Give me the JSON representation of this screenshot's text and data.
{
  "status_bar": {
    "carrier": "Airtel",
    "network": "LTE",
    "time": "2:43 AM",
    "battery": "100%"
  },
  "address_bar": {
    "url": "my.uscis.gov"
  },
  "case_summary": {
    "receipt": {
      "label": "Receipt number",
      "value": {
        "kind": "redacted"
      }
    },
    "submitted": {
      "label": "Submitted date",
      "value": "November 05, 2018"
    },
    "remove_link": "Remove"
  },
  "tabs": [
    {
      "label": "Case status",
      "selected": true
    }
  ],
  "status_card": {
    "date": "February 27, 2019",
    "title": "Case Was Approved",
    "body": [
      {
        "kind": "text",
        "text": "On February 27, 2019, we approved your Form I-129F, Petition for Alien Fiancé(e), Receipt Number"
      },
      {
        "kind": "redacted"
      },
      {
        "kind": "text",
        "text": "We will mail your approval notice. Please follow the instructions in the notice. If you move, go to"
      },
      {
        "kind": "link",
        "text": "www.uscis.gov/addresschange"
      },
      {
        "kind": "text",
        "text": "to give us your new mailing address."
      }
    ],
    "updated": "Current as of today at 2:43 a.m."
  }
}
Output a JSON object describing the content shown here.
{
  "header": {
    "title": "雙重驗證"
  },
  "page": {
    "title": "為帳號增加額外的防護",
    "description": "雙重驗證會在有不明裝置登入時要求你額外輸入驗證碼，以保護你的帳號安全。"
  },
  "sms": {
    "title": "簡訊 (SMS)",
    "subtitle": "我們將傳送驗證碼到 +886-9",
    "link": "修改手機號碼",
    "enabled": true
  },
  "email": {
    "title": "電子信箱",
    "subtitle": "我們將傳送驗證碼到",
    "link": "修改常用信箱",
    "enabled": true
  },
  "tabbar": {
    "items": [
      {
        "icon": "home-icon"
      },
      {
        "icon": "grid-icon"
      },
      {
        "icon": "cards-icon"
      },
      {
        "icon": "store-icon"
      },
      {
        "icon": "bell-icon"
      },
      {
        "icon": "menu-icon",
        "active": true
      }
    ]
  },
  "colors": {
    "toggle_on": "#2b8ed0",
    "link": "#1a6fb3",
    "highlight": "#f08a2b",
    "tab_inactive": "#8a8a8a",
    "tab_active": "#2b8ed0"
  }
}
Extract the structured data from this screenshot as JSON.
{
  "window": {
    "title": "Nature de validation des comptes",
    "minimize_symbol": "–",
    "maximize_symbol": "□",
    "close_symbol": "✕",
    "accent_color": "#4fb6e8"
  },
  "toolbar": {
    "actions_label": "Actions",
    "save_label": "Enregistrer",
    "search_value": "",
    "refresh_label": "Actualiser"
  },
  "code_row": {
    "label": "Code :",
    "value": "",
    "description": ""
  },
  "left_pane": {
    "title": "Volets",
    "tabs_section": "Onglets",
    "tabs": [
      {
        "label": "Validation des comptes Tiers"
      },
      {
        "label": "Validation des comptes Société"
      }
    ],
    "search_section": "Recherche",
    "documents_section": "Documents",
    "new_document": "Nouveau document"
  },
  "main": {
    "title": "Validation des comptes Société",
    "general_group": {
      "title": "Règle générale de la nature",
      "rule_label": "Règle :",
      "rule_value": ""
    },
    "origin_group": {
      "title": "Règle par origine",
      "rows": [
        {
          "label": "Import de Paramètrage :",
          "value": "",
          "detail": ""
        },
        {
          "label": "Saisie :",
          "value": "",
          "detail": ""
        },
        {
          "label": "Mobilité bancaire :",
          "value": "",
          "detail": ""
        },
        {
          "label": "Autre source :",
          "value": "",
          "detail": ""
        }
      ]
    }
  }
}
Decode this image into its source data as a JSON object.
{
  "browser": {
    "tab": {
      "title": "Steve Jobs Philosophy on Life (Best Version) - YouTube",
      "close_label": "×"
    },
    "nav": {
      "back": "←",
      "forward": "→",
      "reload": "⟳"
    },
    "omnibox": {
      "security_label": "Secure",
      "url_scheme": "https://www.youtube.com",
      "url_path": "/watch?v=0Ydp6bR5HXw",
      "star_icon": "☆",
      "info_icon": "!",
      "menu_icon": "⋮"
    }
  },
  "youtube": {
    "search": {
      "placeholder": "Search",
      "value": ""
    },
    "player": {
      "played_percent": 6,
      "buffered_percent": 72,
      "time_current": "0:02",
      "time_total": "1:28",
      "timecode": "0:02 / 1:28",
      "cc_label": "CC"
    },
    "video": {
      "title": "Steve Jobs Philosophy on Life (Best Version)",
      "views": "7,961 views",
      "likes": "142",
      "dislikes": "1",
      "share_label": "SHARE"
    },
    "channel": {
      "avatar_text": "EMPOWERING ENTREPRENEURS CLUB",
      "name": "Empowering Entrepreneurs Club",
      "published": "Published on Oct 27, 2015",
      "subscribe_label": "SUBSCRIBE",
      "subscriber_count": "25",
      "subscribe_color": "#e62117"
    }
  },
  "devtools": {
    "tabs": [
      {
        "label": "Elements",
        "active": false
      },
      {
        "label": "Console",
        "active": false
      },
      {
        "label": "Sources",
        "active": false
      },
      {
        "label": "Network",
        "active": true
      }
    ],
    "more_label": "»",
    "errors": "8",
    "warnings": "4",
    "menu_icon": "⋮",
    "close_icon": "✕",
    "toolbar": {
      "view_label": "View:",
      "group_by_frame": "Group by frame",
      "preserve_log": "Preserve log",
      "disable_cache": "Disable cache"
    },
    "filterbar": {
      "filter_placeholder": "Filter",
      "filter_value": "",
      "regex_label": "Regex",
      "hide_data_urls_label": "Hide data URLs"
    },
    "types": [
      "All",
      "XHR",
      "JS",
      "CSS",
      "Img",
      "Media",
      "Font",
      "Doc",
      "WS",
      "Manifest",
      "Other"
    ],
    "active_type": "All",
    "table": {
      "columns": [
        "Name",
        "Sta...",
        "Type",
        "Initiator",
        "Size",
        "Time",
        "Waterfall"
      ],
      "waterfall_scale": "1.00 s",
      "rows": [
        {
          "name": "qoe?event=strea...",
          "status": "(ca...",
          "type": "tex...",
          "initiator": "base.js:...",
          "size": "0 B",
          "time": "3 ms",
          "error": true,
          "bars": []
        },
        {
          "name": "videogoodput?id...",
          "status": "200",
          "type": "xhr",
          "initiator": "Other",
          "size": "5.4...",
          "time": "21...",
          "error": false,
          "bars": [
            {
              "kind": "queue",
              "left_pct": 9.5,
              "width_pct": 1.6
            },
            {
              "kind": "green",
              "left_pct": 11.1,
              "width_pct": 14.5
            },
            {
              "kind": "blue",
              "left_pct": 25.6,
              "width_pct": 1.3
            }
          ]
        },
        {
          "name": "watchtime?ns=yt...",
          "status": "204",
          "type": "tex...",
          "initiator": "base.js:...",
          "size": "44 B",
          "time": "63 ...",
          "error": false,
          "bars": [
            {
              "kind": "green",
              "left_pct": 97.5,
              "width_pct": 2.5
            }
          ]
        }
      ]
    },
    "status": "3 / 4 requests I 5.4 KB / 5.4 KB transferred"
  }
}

*Problem*:
Return each entry from the material above exactly as it appears.

*Correct answer*:
Give me the JSON representation of this screenshot's text and data.
{
  "status_bar": {
    "carrier": "Airtel",
    "network": "LTE",
    "time": "2:43 AM",
    "battery": "100%"
  },
  "address_bar": {
    "url": "my.uscis.gov"
  },
  "case_summary": {
    "receipt": {
      "label": "Receipt number",
      "value": {
        "kind": "redacted"
      }
    },
    "submitted": {
      "label": "Submitted date",
      "value": "November 05, 2018"
    },
    "remove_link": "Remove"
  },
  "tabs": [
    {
      "label": "Case status",
      "selected": true
    }
  ],
  "status_card": {
    "date": "February 27, 2019",
    "title": "Case Was Approved",
    "body": [
      {
        "kind": "text",
        "text": "On February 27, 2019, we approved your Form I-129F, Petition for Alien Fiancé(e), Receipt Number"
      },
      {
        "kind": "redacted"
      },
      {
        "kind": "text",
        "text": "We will mail your approval notice. Please follow the instructions in the notice. If you move, go to"
      },
      {
        "kind": "link",
        "text": "www.uscis.gov/addresschange"
      },
      {
        "kind": "text",
        "text": "to give us your new mailing address."
      }
    ],
    "updated": "Current as of today at 2:43 a.m."
  }
}
Output a JSON object describing the content shown here.
{
  "header": {
    "title": "雙重驗證"
  },
  "page": {
    "title": "為帳號增加額外的防護",
    "description": "雙重驗證會在有不明裝置登入時要求你額外輸入驗證碼，以保護你的帳號安全。"
  },
  "sms": {
    "title": "簡訊 (SMS)",
    "subtitle": "我們將傳送驗證碼到 +886-9",
    "link": "修改手機號碼",
    "enabled": true
  },
  "email": {
    "title": "電子信箱",
    "subtitle": "我們將傳送驗證碼到",
    "link": "修改常用信箱",
    "enabled": true
  },
  "tabbar": {
    "items": [
      {
        "icon": "home-icon"
      },
      {
        "icon": "grid-icon"
      },
      {
        "icon": "cards-icon"
      },
      {
        "icon": "store-icon"
      },
      {
        "icon": "bell-icon"
      },
      {
        "icon": "menu-icon",
        "active": true
      }
    ]
  },
  "colors": {
    "toggle_on": "#2b8ed0",
    "link": "#1a6fb3",
    "highlight": "#f08a2b",
    "tab_inactive": "#8a8a8a",
    "tab_active": "#2b8ed0"
  }
}
Extract the structured data from this screenshot as JSON.
{
  "window": {
    "title": "Nature de validation des comptes",
    "minimize_symbol": "–",
    "maximize_symbol": "□",
    "close_symbol": "✕",
    "accent_color": "#4fb6e8"
  },
  "toolbar": {
    "actions_label": "Actions",
    "save_label": "Enregistrer",
    "search_value": "",
    "refresh_label": "Actualiser"
  },
  "code_row": {
    "label": "Code :",
    "value": "",
    "description": ""
  },
  "left_pane": {
    "title": "Volets",
    "tabs_section": "Onglets",
    "tabs": [
      {
        "label": "Validation des comptes Tiers"
      },
      {
        "label": "Validation des comptes Société"
      }
    ],
    "search_section": "Recherche",
    "documents_section": "Documents",
    "new_document": "Nouveau document"
  },
  "main": {
    "title": "Validation des comptes Société",
    "general_group": {
      "title": "Règle générale de la nature",
      "rule_label": "Règle :",
      "rule_value": ""
    },
    "origin_group": {
      "title": "Règle par origine",
      "rows": [
        {
          "label": "Import de Paramètrage :",
          "value": "",
          "detail": ""
        },
        {
          "label": "Saisie :",
          "value": "",
          "detail": ""
        },
        {
          "label": "Mobilité bancaire :",
          "value": "",
          "detail": ""
        },
        {
          "label": "Autre source :",
          "value": "",
          "detail": ""
        }
      ]
    }
  }
}
Decode this image into its source data as a JSON object.
{
  "browser": {
    "tab": {
      "title": "Steve Jobs Philosophy on Life (Best Version) - YouTube",
      "close_label": "×"
    },
    "nav": {
      "back": "←",
      "forward": "→",
      "reload": "⟳"
    },
    "omnibox": {
      "security_label": "Secure",
      "url_scheme": "https://www.youtube.com",
      "url_path": "/watch?v=0Ydp6bR5HXw",
      "star_icon": "☆",
      "info_icon": "!",
      "menu_icon": "⋮"
    }
  },
  "youtube": {
    "search": {
      "placeholder": "Search",
      "value": ""
    },
    "player": {
      "played_percent": 6,
      "buffered_percent": 72,
      "time_current": "0:02",
      "time_total": "1:28",
      "timecode": "0:02 / 1:28",
      "cc_label": "CC"
    },
    "video": {
      "title": "Steve Jobs Philosophy on Life (Best Version)",
      "views": "7,961 views",
      "likes": "142",
      "dislikes": "1",
      "share_label": "SHARE"
    },
    "channel": {
      "avatar_text": "EMPOWERING ENTREPRENEURS CLUB",
      "name": "Empowering Entrepreneurs Club",
      "published": "Published on Oct 27, 2015",
      "subscribe_label": "SUBSCRIBE",
      "subscriber_count": "25",
      "subscribe_color": "#e62117"
    }
  },
  "devtools": {
    "tabs": [
      {
        "label": "Elements",
        "active": false
      },
      {
        "label": "Console",
        "active": false
      },
      {
        "label": "Sources",
        "active": false
      },
      {
        "label": "Network",
        "active": true
      }
    ],
    "more_label": "»",
    "errors": "8",
    "warnings": "4",
    "menu_icon": "⋮",
    "close_icon": "✕",
    "toolbar": {
      "view_label": "View:",
      "group_by_frame": "Group by frame",
      "preserve_log": "Preserve log",
      "disable_cache": "Disable cache"
    },
    "filterbar": {
      "filter_placeholder": "Filter",
      "filter_value": "",
      "regex_label": "Regex",
      "hide_data_urls_label": "Hide data URLs"
    },
    "types": [
      "All",
      "XHR",
      "JS",
      "CSS",
      "Img",
      "Media",
      "Font",
      "Doc",
      "WS",
      "Manifest",
      "Other"
    ],
    "active_type": "All",
    "table": {
      "columns": [
        "Name",
        "Sta...",
        "Type",
        "Initiator",
        "Size",
        "Time",
        "Waterfall"
      ],
      "waterfall_scale": "1.00 s",
      "rows": [
        {
          "name": "qoe?event=strea...",
          "status": "(ca...",
          "type": "tex...",
          "initiator": "base.js:...",
          "size": "0 B",
          "time": "3 ms",
          "error": true,
          "bars": []
        },
        {
          "name": "videogoodput?id...",
          "status": "200",
          "type": "xhr",
          "initiator": "Other",
          "size": "5.4...",
          "time": "21...",
          "error": false,
          "bars": [
            {
              "kind": "queue",
              "left_pct": 9.5,
              "width_pct": 1.6
            },
            {
              "kind": "green",
              "left_pct": 11.1,
              "width_pct": 14.5
            },
            {
              "kind": "blue",
              "left_pct": 25.6,
              "width_pct": 1.3
            }
          ]
        },
        {
          "name": "watchtime?ns=yt...",
          "status": "204",
          "type": "tex...",
          "initiator": "base.js:...",
          "size": "44 B",
          "time": "63 ...",
          "error": false,
          "bars": [
            {
              "kind": "green",
              "left_pct": 97.5,
              "width_pct": 2.5
            }
          ]
        }
      ]
    },
    "status": "3 / 4 requests I 5.4 KB / 5.4 KB transferred"
  }
}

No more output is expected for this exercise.